→ **Document excerpt**:
.....
0
votes

During developing pipeline which will use Elasticsearch as a source I faced with issue related paging. I am using SQL Elasticsearch API. Basically, I've started to do request in postman and it works well. The body of request looks following:

{
    "query":"SELECT Id,name,ownership,modifiedDate FROM \"core\"  ORDER BY Id",
    "fetch_size": 20,
    "cursor" : ""
}

After first run in response body it contains cursor string which is pointer to next page. If in postman I send the request and provide cursor value from previous request it return data for second page and so on. I am trying to archive the same result in Azure Data Factory. For this I using copy activity, which store response to Azure blob. Setup for source is following. copy activity source configuration

This is expression for body

    {
    "query": "SELECT Id,name,ownership,modifiedDate FROM \"@{variables('TableName')}\" WHERE ORDER BY Id","fetch_size": @{variables('Rows')}, "cursor": ""
    }

I have no idea how to correctly setup pagination rule. The pipeline works properly but only for the first request. I've tried to setup Headers.cursor and expression $.cursor but this setup leads to an infinite loop and pipeline fails with the Elasticsearch restriction.

I've also tried to read document at https://docs.microsoft.com/en-us/azure/data-factory/connector-rest#pagination-support but it seems pretty limited in terms of usage examples and difficult for understanding.
.....
→ **Dataset**:
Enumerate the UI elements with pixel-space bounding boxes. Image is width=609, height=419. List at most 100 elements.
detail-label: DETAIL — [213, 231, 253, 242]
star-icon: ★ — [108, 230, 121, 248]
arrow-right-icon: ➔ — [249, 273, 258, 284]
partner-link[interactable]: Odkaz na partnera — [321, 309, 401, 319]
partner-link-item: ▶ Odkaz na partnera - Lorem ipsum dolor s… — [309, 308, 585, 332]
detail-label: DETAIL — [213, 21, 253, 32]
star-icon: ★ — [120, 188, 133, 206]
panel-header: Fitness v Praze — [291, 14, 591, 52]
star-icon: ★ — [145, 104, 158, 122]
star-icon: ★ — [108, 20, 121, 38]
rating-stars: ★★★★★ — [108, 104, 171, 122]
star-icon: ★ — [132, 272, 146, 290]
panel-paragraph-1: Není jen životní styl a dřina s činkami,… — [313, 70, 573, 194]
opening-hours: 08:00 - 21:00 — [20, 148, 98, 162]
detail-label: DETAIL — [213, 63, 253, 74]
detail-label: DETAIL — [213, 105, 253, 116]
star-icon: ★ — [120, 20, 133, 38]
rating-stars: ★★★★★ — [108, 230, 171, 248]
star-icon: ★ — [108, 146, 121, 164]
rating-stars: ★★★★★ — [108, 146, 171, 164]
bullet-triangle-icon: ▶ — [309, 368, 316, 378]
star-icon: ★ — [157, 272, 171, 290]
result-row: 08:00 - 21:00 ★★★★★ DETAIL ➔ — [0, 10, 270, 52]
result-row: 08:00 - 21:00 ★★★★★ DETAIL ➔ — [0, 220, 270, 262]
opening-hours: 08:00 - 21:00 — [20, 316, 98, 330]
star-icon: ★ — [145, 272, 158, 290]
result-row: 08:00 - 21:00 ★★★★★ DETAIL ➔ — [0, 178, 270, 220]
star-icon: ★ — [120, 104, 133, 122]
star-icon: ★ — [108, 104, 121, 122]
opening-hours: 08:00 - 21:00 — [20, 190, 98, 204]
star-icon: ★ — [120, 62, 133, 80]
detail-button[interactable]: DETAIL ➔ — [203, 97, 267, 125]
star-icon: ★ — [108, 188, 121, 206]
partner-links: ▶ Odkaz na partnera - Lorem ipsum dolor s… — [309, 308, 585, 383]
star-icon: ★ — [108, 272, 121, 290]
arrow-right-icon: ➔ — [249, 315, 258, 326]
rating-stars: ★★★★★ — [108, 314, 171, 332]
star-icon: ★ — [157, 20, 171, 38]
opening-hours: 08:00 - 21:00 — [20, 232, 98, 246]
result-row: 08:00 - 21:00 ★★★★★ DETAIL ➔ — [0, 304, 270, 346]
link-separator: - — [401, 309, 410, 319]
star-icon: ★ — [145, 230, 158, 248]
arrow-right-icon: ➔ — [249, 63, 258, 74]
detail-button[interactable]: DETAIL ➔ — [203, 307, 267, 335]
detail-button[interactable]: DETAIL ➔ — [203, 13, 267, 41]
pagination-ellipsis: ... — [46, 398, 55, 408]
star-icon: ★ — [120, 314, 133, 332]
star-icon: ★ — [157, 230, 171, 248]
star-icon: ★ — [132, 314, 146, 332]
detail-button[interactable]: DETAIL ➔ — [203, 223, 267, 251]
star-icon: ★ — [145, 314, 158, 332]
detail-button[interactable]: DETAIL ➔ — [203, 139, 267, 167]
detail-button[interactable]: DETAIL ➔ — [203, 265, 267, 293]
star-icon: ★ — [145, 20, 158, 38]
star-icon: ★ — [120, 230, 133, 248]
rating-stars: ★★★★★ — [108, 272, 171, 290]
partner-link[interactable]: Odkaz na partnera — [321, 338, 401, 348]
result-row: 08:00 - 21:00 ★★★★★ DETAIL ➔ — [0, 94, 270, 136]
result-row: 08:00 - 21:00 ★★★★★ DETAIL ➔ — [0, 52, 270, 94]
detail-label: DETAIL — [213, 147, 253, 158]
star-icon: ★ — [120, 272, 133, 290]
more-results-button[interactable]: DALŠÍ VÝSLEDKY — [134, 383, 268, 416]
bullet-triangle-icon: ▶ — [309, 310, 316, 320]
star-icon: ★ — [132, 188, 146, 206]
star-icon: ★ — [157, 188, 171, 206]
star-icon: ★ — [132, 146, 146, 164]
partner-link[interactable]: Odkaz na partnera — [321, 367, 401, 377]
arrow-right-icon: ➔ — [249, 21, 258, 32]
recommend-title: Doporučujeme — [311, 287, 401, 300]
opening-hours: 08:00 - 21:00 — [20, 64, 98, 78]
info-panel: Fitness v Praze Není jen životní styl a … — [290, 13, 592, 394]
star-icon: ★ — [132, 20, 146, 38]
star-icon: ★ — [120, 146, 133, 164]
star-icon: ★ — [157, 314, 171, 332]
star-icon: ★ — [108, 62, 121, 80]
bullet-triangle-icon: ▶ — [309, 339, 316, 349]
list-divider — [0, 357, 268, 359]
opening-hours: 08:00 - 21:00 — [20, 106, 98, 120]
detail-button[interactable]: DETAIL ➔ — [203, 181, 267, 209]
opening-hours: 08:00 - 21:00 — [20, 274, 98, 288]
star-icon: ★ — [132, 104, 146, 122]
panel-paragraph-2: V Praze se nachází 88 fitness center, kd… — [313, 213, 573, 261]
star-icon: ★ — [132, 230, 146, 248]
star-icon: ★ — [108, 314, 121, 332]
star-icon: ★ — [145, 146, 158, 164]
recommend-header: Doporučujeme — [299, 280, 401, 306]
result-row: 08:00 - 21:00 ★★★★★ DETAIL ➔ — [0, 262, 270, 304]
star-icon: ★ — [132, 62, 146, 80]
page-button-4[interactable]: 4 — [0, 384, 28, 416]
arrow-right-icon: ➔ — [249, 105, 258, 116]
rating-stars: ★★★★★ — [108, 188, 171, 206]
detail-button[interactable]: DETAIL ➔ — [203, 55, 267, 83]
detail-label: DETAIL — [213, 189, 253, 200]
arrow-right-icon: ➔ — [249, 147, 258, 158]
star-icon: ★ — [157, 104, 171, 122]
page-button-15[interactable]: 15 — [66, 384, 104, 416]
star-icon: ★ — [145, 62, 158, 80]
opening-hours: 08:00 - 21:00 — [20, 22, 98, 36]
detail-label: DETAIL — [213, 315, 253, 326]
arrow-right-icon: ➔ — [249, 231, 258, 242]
.....
→ **Written tasks**:
**1.** Translate this sentence from the Elasticsearch pagination post into Spanish: "The pipeline works properly but only for the first request."
**2.** Return each line of the rows that contains the string "partnera". The match is case-sensitive.

→ **Task answers**:
**1.** La canalización funciona correctamente, pero solo para la primera solicitud.

**2.**
partner-link[interactable]: Odkaz na partnera — [321, 309, 401, 319]
partner-link-item: ▶ Odkaz na partnera - Lorem ipsum dolor s… — [309, 308, 585, 332]
partner-links: ▶ Odkaz na partnera - Lorem ipsum dolor s… — [309, 308, 585, 383]
partner-link[interactable]: Odkaz na partnera — [321, 338, 401, 348]
partner-link[interactable]: Odkaz na partnera — [321, 367, 401, 377]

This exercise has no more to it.